= WRITTEN REQUEST =
Quote the lines below from the one containing "Transcribe the text in this document." to the final line, both ends included; exclude the pictures.

### RAW RECORDS ###

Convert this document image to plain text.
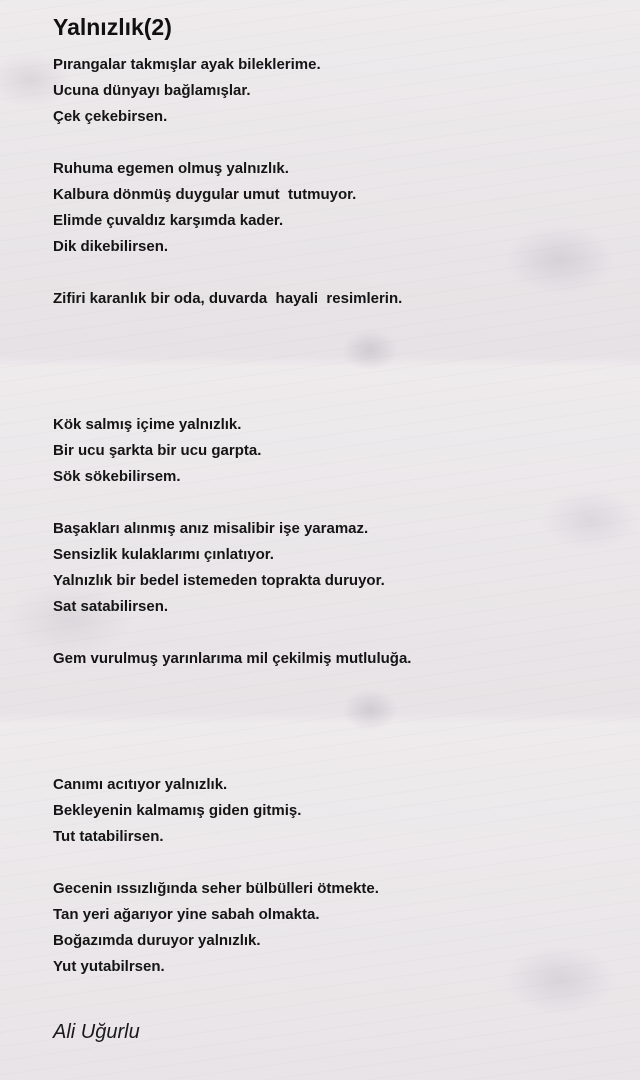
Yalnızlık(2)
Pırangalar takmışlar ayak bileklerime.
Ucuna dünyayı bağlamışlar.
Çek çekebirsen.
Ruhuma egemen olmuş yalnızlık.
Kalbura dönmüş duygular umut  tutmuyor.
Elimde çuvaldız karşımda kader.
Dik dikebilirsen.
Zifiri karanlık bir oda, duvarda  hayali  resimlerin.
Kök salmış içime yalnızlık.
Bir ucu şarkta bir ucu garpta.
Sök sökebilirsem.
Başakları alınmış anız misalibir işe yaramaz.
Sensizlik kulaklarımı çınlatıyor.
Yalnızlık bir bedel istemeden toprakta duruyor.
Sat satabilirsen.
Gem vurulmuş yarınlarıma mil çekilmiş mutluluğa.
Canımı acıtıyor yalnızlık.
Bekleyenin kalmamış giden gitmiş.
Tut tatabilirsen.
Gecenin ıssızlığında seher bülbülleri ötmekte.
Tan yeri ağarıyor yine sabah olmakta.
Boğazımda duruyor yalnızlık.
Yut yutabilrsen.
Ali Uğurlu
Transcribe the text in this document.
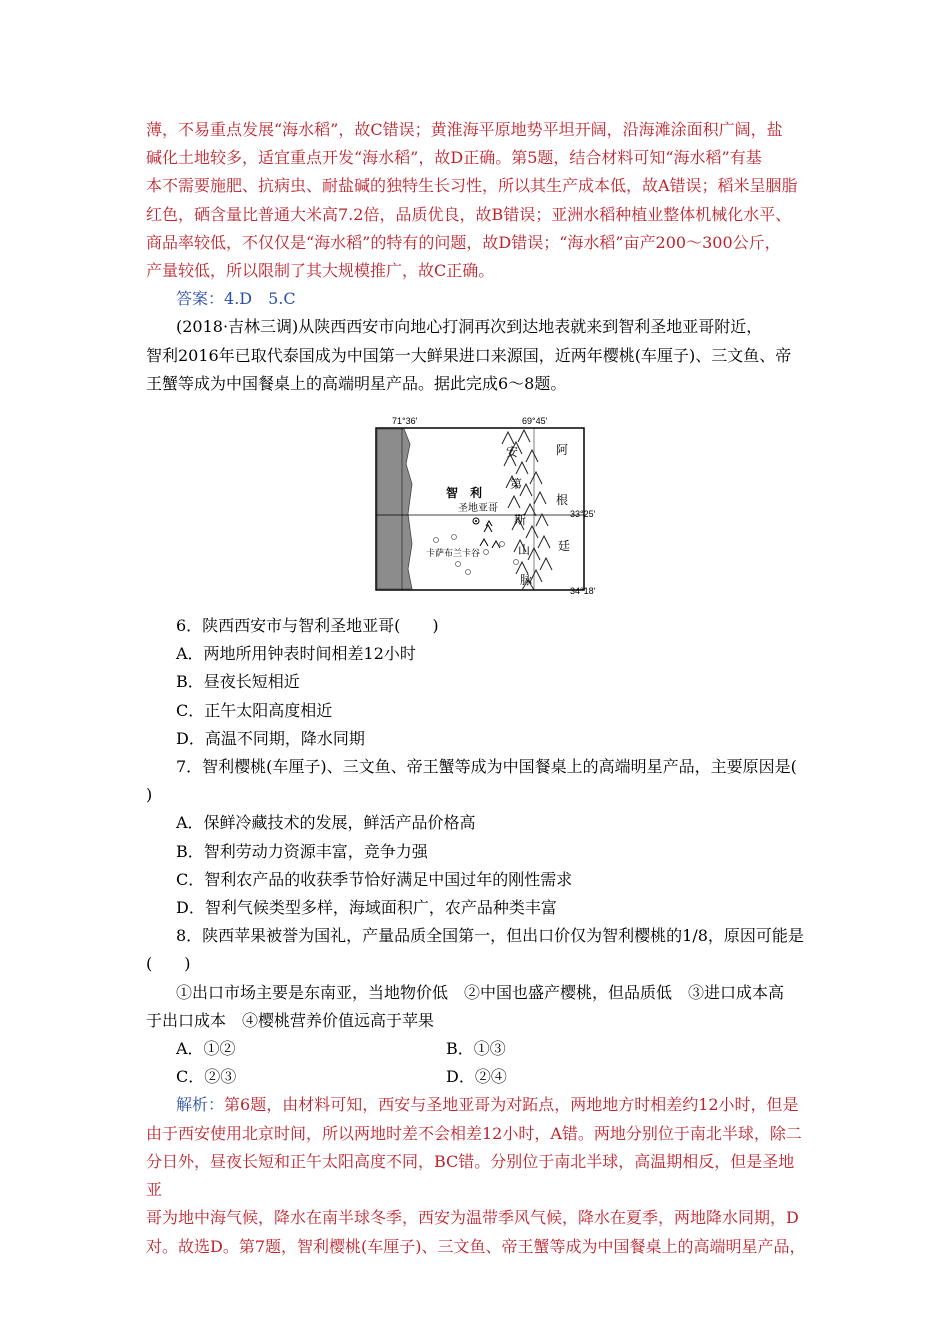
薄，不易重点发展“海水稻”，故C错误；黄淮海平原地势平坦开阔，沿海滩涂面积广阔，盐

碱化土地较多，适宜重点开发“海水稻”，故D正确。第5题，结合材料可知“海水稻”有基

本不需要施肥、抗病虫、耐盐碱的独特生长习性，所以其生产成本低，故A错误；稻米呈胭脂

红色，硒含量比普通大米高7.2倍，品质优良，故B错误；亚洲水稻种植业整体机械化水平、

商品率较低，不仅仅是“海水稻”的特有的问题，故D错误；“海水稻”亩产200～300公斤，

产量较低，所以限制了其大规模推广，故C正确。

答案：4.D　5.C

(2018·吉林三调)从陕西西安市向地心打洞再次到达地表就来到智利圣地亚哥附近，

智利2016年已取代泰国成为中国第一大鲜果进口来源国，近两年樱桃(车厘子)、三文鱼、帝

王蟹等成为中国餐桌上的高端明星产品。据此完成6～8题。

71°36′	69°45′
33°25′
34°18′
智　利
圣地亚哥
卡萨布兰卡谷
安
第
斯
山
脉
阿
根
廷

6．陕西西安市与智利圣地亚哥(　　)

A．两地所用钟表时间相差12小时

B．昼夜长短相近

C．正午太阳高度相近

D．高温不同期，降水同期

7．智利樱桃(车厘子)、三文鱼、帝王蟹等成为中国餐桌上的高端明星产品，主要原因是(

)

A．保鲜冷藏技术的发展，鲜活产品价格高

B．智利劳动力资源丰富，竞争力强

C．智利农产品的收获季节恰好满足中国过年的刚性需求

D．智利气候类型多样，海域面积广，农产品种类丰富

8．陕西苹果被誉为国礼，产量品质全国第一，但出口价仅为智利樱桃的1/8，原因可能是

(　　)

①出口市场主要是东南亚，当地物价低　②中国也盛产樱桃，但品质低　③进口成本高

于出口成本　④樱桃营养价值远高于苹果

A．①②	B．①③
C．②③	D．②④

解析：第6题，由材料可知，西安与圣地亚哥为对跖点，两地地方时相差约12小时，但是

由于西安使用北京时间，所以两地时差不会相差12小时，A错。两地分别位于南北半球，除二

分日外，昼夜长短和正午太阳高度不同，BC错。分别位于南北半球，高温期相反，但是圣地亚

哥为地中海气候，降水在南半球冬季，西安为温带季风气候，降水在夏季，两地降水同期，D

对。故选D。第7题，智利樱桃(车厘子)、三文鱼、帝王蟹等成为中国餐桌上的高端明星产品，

###

= WORKED SOLUTION =
Transcribe the text in this document.
薄，不易重点发展“海水稻”，故C错误；黄淮海平原地势平坦开阔，沿海滩涂面积广阔，盐

碱化土地较多，适宜重点开发“海水稻”，故D正确。第5题，结合材料可知“海水稻”有基

本不需要施肥、抗病虫、耐盐碱的独特生长习性，所以其生产成本低，故A错误；稻米呈胭脂

红色，硒含量比普通大米高7.2倍，品质优良，故B错误；亚洲水稻种植业整体机械化水平、

商品率较低，不仅仅是“海水稻”的特有的问题，故D错误；“海水稻”亩产200～300公斤，

产量较低，所以限制了其大规模推广，故C正确。

答案：4.D　5.C

(2018·吉林三调)从陕西西安市向地心打洞再次到达地表就来到智利圣地亚哥附近，

智利2016年已取代泰国成为中国第一大鲜果进口来源国，近两年樱桃(车厘子)、三文鱼、帝

王蟹等成为中国餐桌上的高端明星产品。据此完成6～8题。

71°36′	69°45′
33°25′
34°18′
智　利
圣地亚哥
卡萨布兰卡谷
安
第
斯
山
脉
阿
根
廷

6．陕西西安市与智利圣地亚哥(　　)

A．两地所用钟表时间相差12小时

B．昼夜长短相近

C．正午太阳高度相近

D．高温不同期，降水同期

7．智利樱桃(车厘子)、三文鱼、帝王蟹等成为中国餐桌上的高端明星产品，主要原因是(

)

A．保鲜冷藏技术的发展，鲜活产品价格高

B．智利劳动力资源丰富，竞争力强

C．智利农产品的收获季节恰好满足中国过年的刚性需求

D．智利气候类型多样，海域面积广，农产品种类丰富

8．陕西苹果被誉为国礼，产量品质全国第一，但出口价仅为智利樱桃的1/8，原因可能是

(　　)

①出口市场主要是东南亚，当地物价低　②中国也盛产樱桃，但品质低　③进口成本高

于出口成本　④樱桃营养价值远高于苹果

A．①②	B．①③
C．②③	D．②④

解析：第6题，由材料可知，西安与圣地亚哥为对跖点，两地地方时相差约12小时，但是

由于西安使用北京时间，所以两地时差不会相差12小时，A错。两地分别位于南北半球，除二

分日外，昼夜长短和正午太阳高度不同，BC错。分别位于南北半球，高温期相反，但是圣地亚

哥为地中海气候，降水在南半球冬季，西安为温带季风气候，降水在夏季，两地降水同期，D

对。故选D。第7题，智利樱桃(车厘子)、三文鱼、帝王蟹等成为中国餐桌上的高端明星产品，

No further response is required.